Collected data
## Begin

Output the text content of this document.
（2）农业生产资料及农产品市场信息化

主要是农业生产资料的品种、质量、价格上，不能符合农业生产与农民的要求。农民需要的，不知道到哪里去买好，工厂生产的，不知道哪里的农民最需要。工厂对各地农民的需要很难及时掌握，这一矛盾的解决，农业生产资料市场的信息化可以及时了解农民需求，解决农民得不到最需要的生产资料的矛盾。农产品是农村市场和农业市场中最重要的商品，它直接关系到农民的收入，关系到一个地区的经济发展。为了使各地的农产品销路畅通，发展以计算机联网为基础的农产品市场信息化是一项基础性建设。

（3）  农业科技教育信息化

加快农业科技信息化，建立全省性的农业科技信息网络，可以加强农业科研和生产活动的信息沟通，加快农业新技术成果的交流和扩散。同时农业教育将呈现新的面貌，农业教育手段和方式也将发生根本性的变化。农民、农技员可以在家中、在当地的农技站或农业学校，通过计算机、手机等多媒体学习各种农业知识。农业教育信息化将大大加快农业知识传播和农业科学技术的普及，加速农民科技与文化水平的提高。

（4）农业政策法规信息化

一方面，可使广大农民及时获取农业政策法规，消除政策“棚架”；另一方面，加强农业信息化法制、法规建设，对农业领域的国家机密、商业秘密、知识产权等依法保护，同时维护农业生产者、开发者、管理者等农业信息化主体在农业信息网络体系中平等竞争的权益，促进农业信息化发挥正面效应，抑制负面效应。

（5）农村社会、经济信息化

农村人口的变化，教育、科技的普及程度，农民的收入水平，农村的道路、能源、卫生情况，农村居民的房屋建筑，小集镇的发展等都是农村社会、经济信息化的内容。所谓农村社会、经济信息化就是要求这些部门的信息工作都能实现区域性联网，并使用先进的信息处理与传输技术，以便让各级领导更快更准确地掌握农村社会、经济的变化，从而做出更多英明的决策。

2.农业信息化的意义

## End

**WHAT NEEDS TO BE DONE:** Give the entries again in full, exactly as they are written.

**FINISHED TASK:**
Output the text content of this document.
（2）农业生产资料及农产品市场信息化

主要是农业生产资料的品种、质量、价格上，不能符合农业生产与农民的要求。农民需要的，不知道到哪里去买好，工厂生产的，不知道哪里的农民最需要。工厂对各地农民的需要很难及时掌握，这一矛盾的解决，农业生产资料市场的信息化可以及时了解农民需求，解决农民得不到最需要的生产资料的矛盾。农产品是农村市场和农业市场中最重要的商品，它直接关系到农民的收入，关系到一个地区的经济发展。为了使各地的农产品销路畅通，发展以计算机联网为基础的农产品市场信息化是一项基础性建设。

（3）  农业科技教育信息化

加快农业科技信息化，建立全省性的农业科技信息网络，可以加强农业科研和生产活动的信息沟通，加快农业新技术成果的交流和扩散。同时农业教育将呈现新的面貌，农业教育手段和方式也将发生根本性的变化。农民、农技员可以在家中、在当地的农技站或农业学校，通过计算机、手机等多媒体学习各种农业知识。农业教育信息化将大大加快农业知识传播和农业科学技术的普及，加速农民科技与文化水平的提高。

（4）农业政策法规信息化

一方面，可使广大农民及时获取农业政策法规，消除政策“棚架”；另一方面，加强农业信息化法制、法规建设，对农业领域的国家机密、商业秘密、知识产权等依法保护，同时维护农业生产者、开发者、管理者等农业信息化主体在农业信息网络体系中平等竞争的权益，促进农业信息化发挥正面效应，抑制负面效应。

（5）农村社会、经济信息化

农村人口的变化，教育、科技的普及程度，农民的收入水平，农村的道路、能源、卫生情况，农村居民的房屋建筑，小集镇的发展等都是农村社会、经济信息化的内容。所谓农村社会、经济信息化就是要求这些部门的信息工作都能实现区域性联网，并使用先进的信息处理与传输技术，以便让各级领导更快更准确地掌握农村社会、经济的变化，从而做出更多英明的决策。

2.农业信息化的意义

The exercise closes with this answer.